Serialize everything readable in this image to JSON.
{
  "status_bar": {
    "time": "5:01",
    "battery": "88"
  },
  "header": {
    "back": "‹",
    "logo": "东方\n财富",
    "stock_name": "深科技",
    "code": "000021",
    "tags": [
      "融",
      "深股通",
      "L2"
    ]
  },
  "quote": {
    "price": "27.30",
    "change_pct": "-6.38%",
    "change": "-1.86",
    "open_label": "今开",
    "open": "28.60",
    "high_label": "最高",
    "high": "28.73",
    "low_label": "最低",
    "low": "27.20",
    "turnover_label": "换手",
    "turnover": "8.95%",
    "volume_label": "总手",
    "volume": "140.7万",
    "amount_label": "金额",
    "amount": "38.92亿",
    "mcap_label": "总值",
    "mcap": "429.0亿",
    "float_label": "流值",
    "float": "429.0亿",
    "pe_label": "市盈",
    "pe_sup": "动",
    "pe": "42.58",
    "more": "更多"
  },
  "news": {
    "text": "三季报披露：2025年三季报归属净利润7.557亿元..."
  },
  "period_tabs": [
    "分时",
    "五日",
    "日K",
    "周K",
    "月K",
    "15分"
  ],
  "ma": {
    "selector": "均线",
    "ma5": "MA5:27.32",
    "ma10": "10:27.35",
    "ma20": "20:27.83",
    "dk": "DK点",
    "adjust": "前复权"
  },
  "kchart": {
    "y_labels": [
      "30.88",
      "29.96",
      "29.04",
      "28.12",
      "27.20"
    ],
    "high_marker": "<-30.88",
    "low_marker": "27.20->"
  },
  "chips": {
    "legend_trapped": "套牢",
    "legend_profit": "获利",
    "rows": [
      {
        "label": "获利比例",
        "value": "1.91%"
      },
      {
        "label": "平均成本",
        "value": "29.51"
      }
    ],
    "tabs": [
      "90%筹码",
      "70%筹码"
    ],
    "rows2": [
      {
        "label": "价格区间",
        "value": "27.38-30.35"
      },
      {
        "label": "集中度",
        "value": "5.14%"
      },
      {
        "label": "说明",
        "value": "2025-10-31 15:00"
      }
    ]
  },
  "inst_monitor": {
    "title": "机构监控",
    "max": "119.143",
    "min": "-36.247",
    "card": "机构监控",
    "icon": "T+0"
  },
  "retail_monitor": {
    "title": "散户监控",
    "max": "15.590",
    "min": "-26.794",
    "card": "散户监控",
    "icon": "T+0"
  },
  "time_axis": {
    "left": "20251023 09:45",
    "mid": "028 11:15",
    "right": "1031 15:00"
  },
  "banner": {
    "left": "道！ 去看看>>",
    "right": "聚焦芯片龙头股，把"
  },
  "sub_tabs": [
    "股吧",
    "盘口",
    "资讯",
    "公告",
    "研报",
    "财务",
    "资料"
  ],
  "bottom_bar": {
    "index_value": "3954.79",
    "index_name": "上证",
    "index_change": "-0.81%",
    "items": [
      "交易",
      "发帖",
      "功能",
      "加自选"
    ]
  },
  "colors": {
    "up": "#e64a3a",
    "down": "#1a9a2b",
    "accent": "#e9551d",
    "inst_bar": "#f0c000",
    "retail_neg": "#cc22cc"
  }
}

> _WHAT TO PRODUCE_:
Each entry is to be returned in full, character for character.

> _PROBLEM SOLUTION_:
Serialize everything readable in this image to JSON.
{
  "status_bar": {
    "time": "5:01",
    "battery": "88"
  },
  "header": {
    "back": "‹",
    "logo": "东方\n财富",
    "stock_name": "深科技",
    "code": "000021",
    "tags": [
      "融",
      "深股通",
      "L2"
    ]
  },
  "quote": {
    "price": "27.30",
    "change_pct": "-6.38%",
    "change": "-1.86",
    "open_label": "今开",
    "open": "28.60",
    "high_label": "最高",
    "high": "28.73",
    "low_label": "最低",
    "low": "27.20",
    "turnover_label": "换手",
    "turnover": "8.95%",
    "volume_label": "总手",
    "volume": "140.7万",
    "amount_label": "金额",
    "amount": "38.92亿",
    "mcap_label": "总值",
    "mcap": "429.0亿",
    "float_label": "流值",
    "float": "429.0亿",
    "pe_label": "市盈",
    "pe_sup": "动",
    "pe": "42.58",
    "more": "更多"
  },
  "news": {
    "text": "三季报披露：2025年三季报归属净利润7.557亿元..."
  },
  "period_tabs": [
    "分时",
    "五日",
    "日K",
    "周K",
    "月K",
    "15分"
  ],
  "ma": {
    "selector": "均线",
    "ma5": "MA5:27.32",
    "ma10": "10:27.35",
    "ma20": "20:27.83",
    "dk": "DK点",
    "adjust": "前复权"
  },
  "kchart": {
    "y_labels": [
      "30.88",
      "29.96",
      "29.04",
      "28.12",
      "27.20"
    ],
    "high_marker": "<-30.88",
    "low_marker": "27.20->"
  },
  "chips": {
    "legend_trapped": "套牢",
    "legend_profit": "获利",
    "rows": [
      {
        "label": "获利比例",
        "value": "1.91%"
      },
      {
        "label": "平均成本",
        "value": "29.51"
      }
    ],
    "tabs": [
      "90%筹码",
      "70%筹码"
    ],
    "rows2": [
      {
        "label": "价格区间",
        "value": "27.38-30.35"
      },
      {
        "label": "集中度",
        "value": "5.14%"
      },
      {
        "label": "说明",
        "value": "2025-10-31 15:00"
      }
    ]
  },
  "inst_monitor": {
    "title": "机构监控",
    "max": "119.143",
    "min": "-36.247",
    "card": "机构监控",
    "icon": "T+0"
  },
  "retail_monitor": {
    "title": "散户监控",
    "max": "15.590",
    "min": "-26.794",
    "card": "散户监控",
    "icon": "T+0"
  },
  "time_axis": {
    "left": "20251023 09:45",
    "mid": "028 11:15",
    "right": "1031 15:00"
  },
  "banner": {
    "left": "道！ 去看看>>",
    "right": "聚焦芯片龙头股，把"
  },
  "sub_tabs": [
    "股吧",
    "盘口",
    "资讯",
    "公告",
    "研报",
    "财务",
    "资料"
  ],
  "bottom_bar": {
    "index_value": "3954.79",
    "index_name": "上证",
    "index_change": "-0.81%",
    "items": [
      "交易",
      "发帖",
      "功能",
      "加自选"
    ]
  },
  "colors": {
    "up": "#e64a3a",
    "down": "#1a9a2b",
    "accent": "#e9551d",
    "inst_bar": "#f0c000",
    "retail_neg": "#cc22cc"
  }
}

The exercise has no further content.